start Provided data
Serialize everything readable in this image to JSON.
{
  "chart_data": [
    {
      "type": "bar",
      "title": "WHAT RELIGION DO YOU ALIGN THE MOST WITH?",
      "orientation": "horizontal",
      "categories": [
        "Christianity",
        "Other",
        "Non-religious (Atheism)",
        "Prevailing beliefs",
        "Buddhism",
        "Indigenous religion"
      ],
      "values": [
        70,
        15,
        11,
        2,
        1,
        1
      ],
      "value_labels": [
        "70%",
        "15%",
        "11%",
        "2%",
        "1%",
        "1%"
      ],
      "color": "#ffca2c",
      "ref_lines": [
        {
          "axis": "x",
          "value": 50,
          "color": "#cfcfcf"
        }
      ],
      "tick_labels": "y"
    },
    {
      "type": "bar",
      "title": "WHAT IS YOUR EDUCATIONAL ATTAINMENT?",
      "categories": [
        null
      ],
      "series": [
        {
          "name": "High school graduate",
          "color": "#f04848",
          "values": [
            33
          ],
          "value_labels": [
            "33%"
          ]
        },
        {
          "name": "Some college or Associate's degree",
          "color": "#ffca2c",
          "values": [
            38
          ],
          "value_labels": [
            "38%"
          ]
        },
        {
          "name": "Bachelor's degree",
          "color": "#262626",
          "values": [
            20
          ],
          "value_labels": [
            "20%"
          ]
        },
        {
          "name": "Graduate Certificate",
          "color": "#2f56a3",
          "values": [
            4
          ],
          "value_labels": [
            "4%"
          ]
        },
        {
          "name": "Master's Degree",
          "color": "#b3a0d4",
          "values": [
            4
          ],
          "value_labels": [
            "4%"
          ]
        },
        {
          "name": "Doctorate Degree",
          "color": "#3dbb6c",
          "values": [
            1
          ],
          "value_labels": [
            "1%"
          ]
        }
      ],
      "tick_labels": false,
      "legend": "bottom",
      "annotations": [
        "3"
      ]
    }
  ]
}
end Provided data
Written exercise – Repeat the data above, word for word.

Solution to the exercise –
Serialize everything readable in this image to JSON.
{
  "chart_data": [
    {
      "type": "bar",
      "title": "WHAT RELIGION DO YOU ALIGN THE MOST WITH?",
      "orientation": "horizontal",
      "categories": [
        "Christianity",
        "Other",
        "Non-religious (Atheism)",
        "Prevailing beliefs",
        "Buddhism",
        "Indigenous religion"
      ],
      "values": [
        70,
        15,
        11,
        2,
        1,
        1
      ],
      "value_labels": [
        "70%",
        "15%",
        "11%",
        "2%",
        "1%",
        "1%"
      ],
      "color": "#ffca2c",
      "ref_lines": [
        {
          "axis": "x",
          "value": 50,
          "color": "#cfcfcf"
        }
      ],
      "tick_labels": "y"
    },
    {
      "type": "bar",
      "title": "WHAT IS YOUR EDUCATIONAL ATTAINMENT?",
      "categories": [
        null
      ],
      "series": [
        {
          "name": "High school graduate",
          "color": "#f04848",
          "values": [
            33
          ],
          "value_labels": [
            "33%"
          ]
        },
        {
          "name": "Some college or Associate's degree",
          "color": "#ffca2c",
          "values": [
            38
          ],
          "value_labels": [
            "38%"
          ]
        },
        {
          "name": "Bachelor's degree",
          "color": "#262626",
          "values": [
            20
          ],
          "value_labels": [
            "20%"
          ]
        },
        {
          "name": "Graduate Certificate",
          "color": "#2f56a3",
          "values": [
            4
          ],
          "value_labels": [
            "4%"
          ]
        },
        {
          "name": "Master's Degree",
          "color": "#b3a0d4",
          "values": [
            4
          ],
          "value_labels": [
            "4%"
          ]
        },
        {
          "name": "Doctorate Degree",
          "color": "#3dbb6c",
          "values": [
            1
          ],
          "value_labels": [
            "1%"
          ]
        }
      ],
      "tick_labels": false,
      "legend": "bottom",
      "annotations": [
        "3"
      ]
    }
  ]
}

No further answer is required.